**Your objective:** Copy out the complete listing, word for word.

#####

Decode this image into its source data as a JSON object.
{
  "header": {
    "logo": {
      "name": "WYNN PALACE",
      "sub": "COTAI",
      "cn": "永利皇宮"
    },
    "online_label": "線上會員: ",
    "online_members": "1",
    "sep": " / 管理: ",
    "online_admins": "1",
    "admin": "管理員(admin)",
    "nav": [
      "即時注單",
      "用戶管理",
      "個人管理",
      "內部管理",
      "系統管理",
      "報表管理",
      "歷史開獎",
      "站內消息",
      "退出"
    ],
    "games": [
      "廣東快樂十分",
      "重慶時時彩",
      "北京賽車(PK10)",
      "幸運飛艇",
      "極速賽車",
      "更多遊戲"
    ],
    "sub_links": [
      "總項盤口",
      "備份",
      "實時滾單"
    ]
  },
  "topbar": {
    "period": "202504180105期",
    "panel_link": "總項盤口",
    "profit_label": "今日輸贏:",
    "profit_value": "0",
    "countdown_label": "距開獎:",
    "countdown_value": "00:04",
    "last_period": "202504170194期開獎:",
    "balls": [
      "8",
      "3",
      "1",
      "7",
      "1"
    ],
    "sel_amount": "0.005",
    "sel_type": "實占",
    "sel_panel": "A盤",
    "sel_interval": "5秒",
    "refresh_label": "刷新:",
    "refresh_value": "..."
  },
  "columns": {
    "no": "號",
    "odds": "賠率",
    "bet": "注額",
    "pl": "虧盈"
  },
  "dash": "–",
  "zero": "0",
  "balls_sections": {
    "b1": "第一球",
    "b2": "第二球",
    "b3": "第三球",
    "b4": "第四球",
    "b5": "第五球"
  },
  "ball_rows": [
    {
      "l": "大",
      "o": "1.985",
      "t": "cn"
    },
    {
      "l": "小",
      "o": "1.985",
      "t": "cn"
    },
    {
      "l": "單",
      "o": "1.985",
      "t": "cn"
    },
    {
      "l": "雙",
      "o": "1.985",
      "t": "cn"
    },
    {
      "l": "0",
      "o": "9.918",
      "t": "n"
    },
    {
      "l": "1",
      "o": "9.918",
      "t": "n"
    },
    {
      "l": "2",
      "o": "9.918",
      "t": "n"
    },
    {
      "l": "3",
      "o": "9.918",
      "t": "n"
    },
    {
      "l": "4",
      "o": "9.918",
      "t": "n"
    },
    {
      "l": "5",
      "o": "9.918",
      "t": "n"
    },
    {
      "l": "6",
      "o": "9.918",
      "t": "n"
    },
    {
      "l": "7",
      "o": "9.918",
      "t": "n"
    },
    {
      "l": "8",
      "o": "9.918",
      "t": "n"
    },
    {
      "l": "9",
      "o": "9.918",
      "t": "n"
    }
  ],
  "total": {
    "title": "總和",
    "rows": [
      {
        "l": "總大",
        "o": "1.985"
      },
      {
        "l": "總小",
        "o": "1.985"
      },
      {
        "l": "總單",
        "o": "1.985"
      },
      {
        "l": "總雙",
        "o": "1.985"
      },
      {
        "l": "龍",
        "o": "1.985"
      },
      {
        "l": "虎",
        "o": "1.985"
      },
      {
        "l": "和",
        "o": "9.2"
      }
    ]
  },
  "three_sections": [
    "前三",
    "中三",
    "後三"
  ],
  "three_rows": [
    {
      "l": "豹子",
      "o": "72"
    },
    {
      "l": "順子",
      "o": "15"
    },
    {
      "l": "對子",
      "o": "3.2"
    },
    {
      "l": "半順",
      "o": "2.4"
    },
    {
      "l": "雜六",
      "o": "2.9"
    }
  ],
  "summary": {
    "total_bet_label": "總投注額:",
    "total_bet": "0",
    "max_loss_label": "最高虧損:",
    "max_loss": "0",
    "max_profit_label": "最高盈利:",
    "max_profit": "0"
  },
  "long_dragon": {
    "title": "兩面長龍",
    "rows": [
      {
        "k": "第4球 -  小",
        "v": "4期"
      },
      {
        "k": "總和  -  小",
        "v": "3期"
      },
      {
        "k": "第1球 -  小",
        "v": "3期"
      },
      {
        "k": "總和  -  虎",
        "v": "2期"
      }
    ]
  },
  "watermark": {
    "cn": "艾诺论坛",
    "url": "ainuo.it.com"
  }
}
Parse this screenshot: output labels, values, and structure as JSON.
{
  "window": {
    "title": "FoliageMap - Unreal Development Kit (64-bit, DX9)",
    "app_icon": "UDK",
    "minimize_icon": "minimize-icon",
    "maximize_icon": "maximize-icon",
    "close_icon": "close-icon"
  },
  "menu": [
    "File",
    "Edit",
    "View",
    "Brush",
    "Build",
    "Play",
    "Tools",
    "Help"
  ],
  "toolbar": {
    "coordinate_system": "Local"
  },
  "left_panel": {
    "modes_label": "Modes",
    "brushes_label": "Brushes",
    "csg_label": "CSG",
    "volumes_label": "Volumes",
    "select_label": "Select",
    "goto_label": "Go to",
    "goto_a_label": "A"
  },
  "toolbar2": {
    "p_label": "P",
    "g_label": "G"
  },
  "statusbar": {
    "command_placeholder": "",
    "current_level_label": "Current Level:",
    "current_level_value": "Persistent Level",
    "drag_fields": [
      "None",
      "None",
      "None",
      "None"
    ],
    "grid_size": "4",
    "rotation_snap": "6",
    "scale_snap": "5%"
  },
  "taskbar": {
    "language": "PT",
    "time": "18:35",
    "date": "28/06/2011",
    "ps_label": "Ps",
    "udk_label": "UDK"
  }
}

#####

**Written answer:**
Decode this image into its source data as a JSON object.
{
  "header": {
    "logo": {
      "name": "WYNN PALACE",
      "sub": "COTAI",
      "cn": "永利皇宮"
    },
    "online_label": "線上會員: ",
    "online_members": "1",
    "sep": " / 管理: ",
    "online_admins": "1",
    "admin": "管理員(admin)",
    "nav": [
      "即時注單",
      "用戶管理",
      "個人管理",
      "內部管理",
      "系統管理",
      "報表管理",
      "歷史開獎",
      "站內消息",
      "退出"
    ],
    "games": [
      "廣東快樂十分",
      "重慶時時彩",
      "北京賽車(PK10)",
      "幸運飛艇",
      "極速賽車",
      "更多遊戲"
    ],
    "sub_links": [
      "總項盤口",
      "備份",
      "實時滾單"
    ]
  },
  "topbar": {
    "period": "202504180105期",
    "panel_link": "總項盤口",
    "profit_label": "今日輸贏:",
    "profit_value": "0",
    "countdown_label": "距開獎:",
    "countdown_value": "00:04",
    "last_period": "202504170194期開獎:",
    "balls": [
      "8",
      "3",
      "1",
      "7",
      "1"
    ],
    "sel_amount": "0.005",
    "sel_type": "實占",
    "sel_panel": "A盤",
    "sel_interval": "5秒",
    "refresh_label": "刷新:",
    "refresh_value": "..."
  },
  "columns": {
    "no": "號",
    "odds": "賠率",
    "bet": "注額",
    "pl": "虧盈"
  },
  "dash": "–",
  "zero": "0",
  "balls_sections": {
    "b1": "第一球",
    "b2": "第二球",
    "b3": "第三球",
    "b4": "第四球",
    "b5": "第五球"
  },
  "ball_rows": [
    {
      "l": "大",
      "o": "1.985",
      "t": "cn"
    },
    {
      "l": "小",
      "o": "1.985",
      "t": "cn"
    },
    {
      "l": "單",
      "o": "1.985",
      "t": "cn"
    },
    {
      "l": "雙",
      "o": "1.985",
      "t": "cn"
    },
    {
      "l": "0",
      "o": "9.918",
      "t": "n"
    },
    {
      "l": "1",
      "o": "9.918",
      "t": "n"
    },
    {
      "l": "2",
      "o": "9.918",
      "t": "n"
    },
    {
      "l": "3",
      "o": "9.918",
      "t": "n"
    },
    {
      "l": "4",
      "o": "9.918",
      "t": "n"
    },
    {
      "l": "5",
      "o": "9.918",
      "t": "n"
    },
    {
      "l": "6",
      "o": "9.918",
      "t": "n"
    },
    {
      "l": "7",
      "o": "9.918",
      "t": "n"
    },
    {
      "l": "8",
      "o": "9.918",
      "t": "n"
    },
    {
      "l": "9",
      "o": "9.918",
      "t": "n"
    }
  ],
  "total": {
    "title": "總和",
    "rows": [
      {
        "l": "總大",
        "o": "1.985"
      },
      {
        "l": "總小",
        "o": "1.985"
      },
      {
        "l": "總單",
        "o": "1.985"
      },
      {
        "l": "總雙",
        "o": "1.985"
      },
      {
        "l": "龍",
        "o": "1.985"
      },
      {
        "l": "虎",
        "o": "1.985"
      },
      {
        "l": "和",
        "o": "9.2"
      }
    ]
  },
  "three_sections": [
    "前三",
    "中三",
    "後三"
  ],
  "three_rows": [
    {
      "l": "豹子",
      "o": "72"
    },
    {
      "l": "順子",
      "o": "15"
    },
    {
      "l": "對子",
      "o": "3.2"
    },
    {
      "l": "半順",
      "o": "2.4"
    },
    {
      "l": "雜六",
      "o": "2.9"
    }
  ],
  "summary": {
    "total_bet_label": "總投注額:",
    "total_bet": "0",
    "max_loss_label": "最高虧損:",
    "max_loss": "0",
    "max_profit_label": "最高盈利:",
    "max_profit": "0"
  },
  "long_dragon": {
    "title": "兩面長龍",
    "rows": [
      {
        "k": "第4球 -  小",
        "v": "4期"
      },
      {
        "k": "總和  -  小",
        "v": "3期"
      },
      {
        "k": "第1球 -  小",
        "v": "3期"
      },
      {
        "k": "總和  -  虎",
        "v": "2期"
      }
    ]
  },
  "watermark": {
    "cn": "艾诺论坛",
    "url": "ainuo.it.com"
  }
}
Parse this screenshot: output labels, values, and structure as JSON.
{
  "window": {
    "title": "FoliageMap - Unreal Development Kit (64-bit, DX9)",
    "app_icon": "UDK",
    "minimize_icon": "minimize-icon",
    "maximize_icon": "maximize-icon",
    "close_icon": "close-icon"
  },
  "menu": [
    "File",
    "Edit",
    "View",
    "Brush",
    "Build",
    "Play",
    "Tools",
    "Help"
  ],
  "toolbar": {
    "coordinate_system": "Local"
  },
  "left_panel": {
    "modes_label": "Modes",
    "brushes_label": "Brushes",
    "csg_label": "CSG",
    "volumes_label": "Volumes",
    "select_label": "Select",
    "goto_label": "Go to",
    "goto_a_label": "A"
  },
  "toolbar2": {
    "p_label": "P",
    "g_label": "G"
  },
  "statusbar": {
    "command_placeholder": "",
    "current_level_label": "Current Level:",
    "current_level_value": "Persistent Level",
    "drag_fields": [
      "None",
      "None",
      "None",
      "None"
    ],
    "grid_size": "4",
    "rotation_snap": "6",
    "scale_snap": "5%"
  },
  "taskbar": {
    "language": "PT",
    "time": "18:35",
    "date": "28/06/2011",
    "ps_label": "Ps",
    "udk_label": "UDK"
  }
}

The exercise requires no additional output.